#### Exercise:
Copy out each line of the material in which the word "California" appears.

#### Dataset entries:
________
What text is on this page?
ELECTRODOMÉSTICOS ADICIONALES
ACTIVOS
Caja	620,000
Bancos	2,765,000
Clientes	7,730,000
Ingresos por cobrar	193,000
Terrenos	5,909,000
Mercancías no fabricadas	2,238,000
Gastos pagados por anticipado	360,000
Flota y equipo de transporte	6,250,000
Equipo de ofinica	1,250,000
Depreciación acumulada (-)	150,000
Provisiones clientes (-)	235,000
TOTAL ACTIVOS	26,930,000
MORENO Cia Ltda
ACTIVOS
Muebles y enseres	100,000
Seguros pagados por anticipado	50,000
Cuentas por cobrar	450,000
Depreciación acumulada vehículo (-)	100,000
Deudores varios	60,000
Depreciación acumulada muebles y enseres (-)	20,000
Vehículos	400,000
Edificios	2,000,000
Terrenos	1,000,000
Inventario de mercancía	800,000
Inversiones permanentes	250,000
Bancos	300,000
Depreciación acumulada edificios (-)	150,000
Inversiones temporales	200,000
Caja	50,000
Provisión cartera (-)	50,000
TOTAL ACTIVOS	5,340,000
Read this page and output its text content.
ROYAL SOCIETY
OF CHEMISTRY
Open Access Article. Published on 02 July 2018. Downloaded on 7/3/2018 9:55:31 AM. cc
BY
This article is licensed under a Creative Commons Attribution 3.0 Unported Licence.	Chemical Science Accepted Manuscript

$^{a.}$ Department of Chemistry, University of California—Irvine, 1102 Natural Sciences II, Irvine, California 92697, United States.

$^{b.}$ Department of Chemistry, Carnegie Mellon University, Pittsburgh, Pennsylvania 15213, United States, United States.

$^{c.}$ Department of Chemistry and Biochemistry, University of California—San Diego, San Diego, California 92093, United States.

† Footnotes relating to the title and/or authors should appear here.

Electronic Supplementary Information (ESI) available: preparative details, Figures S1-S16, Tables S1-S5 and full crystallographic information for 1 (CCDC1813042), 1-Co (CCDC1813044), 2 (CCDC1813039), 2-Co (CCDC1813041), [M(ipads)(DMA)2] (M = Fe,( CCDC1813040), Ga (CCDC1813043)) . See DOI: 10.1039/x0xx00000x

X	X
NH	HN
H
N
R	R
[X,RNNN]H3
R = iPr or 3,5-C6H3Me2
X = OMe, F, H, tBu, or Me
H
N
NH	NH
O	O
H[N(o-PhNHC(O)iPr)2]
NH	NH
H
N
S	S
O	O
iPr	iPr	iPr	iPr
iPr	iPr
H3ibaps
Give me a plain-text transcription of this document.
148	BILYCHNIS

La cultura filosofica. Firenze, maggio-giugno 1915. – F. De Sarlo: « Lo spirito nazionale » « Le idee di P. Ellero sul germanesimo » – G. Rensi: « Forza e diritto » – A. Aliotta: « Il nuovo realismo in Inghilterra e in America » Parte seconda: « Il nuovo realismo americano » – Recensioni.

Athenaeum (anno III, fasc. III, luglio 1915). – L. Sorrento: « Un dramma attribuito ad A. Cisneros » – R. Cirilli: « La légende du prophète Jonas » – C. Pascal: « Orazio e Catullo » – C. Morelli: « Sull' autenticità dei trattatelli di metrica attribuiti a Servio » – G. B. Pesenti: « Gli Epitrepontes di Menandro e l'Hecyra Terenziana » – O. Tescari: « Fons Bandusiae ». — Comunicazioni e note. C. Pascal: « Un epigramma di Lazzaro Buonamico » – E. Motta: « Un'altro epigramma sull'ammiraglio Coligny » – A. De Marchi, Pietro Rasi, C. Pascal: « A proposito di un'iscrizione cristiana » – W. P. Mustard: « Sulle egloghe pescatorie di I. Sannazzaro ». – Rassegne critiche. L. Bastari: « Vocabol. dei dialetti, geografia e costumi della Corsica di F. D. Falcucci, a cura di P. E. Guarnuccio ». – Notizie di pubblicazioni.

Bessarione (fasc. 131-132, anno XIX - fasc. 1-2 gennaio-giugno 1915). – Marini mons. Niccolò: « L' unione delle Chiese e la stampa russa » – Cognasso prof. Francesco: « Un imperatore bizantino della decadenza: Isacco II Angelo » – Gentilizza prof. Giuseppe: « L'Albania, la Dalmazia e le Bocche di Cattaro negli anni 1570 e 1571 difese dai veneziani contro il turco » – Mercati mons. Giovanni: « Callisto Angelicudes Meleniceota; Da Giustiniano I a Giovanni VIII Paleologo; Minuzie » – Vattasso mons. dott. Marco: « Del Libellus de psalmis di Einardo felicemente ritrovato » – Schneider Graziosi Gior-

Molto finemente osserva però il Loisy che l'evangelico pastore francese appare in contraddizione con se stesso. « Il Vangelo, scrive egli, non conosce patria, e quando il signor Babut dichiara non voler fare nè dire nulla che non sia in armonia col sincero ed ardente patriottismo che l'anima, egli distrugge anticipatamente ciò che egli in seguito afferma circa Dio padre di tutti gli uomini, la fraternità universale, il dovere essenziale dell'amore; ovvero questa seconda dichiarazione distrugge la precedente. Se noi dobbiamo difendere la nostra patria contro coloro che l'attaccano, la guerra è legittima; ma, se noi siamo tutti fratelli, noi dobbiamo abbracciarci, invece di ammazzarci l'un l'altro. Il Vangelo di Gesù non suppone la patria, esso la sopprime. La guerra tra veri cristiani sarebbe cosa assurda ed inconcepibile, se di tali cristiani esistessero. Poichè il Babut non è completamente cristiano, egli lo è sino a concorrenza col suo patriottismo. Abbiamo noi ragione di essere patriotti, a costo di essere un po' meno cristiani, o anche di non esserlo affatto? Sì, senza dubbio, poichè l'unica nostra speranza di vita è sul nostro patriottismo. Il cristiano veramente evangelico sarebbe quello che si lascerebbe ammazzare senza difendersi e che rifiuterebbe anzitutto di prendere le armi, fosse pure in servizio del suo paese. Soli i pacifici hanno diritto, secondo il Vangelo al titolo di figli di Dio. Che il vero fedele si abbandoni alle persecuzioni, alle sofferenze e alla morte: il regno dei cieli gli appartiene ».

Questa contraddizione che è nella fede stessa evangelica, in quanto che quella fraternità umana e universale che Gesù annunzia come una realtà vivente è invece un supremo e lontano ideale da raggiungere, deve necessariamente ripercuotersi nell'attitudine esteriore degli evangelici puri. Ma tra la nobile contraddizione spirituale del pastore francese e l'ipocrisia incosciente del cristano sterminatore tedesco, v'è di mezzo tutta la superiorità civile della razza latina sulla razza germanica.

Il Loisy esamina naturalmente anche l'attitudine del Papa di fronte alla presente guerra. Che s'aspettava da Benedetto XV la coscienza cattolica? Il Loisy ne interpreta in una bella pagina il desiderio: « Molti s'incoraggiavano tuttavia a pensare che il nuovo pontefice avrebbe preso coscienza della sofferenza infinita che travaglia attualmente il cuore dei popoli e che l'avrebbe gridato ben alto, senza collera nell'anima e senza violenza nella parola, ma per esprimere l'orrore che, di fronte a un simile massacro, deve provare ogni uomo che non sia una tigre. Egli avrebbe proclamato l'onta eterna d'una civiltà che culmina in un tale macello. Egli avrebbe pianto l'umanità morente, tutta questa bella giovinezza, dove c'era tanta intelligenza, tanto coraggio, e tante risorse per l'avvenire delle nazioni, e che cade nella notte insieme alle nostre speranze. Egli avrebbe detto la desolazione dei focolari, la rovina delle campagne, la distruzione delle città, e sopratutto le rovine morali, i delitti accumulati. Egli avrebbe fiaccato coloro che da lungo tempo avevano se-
________
#### Response:
$^{a.}$ Department of Chemistry, University of California—Irvine, 1102 Natural Sciences II, Irvine, California 92697, United States.
$^{c.}$ Department of Chemistry and Biochemistry, University of California—San Diego, San Diego, California 92093, United States.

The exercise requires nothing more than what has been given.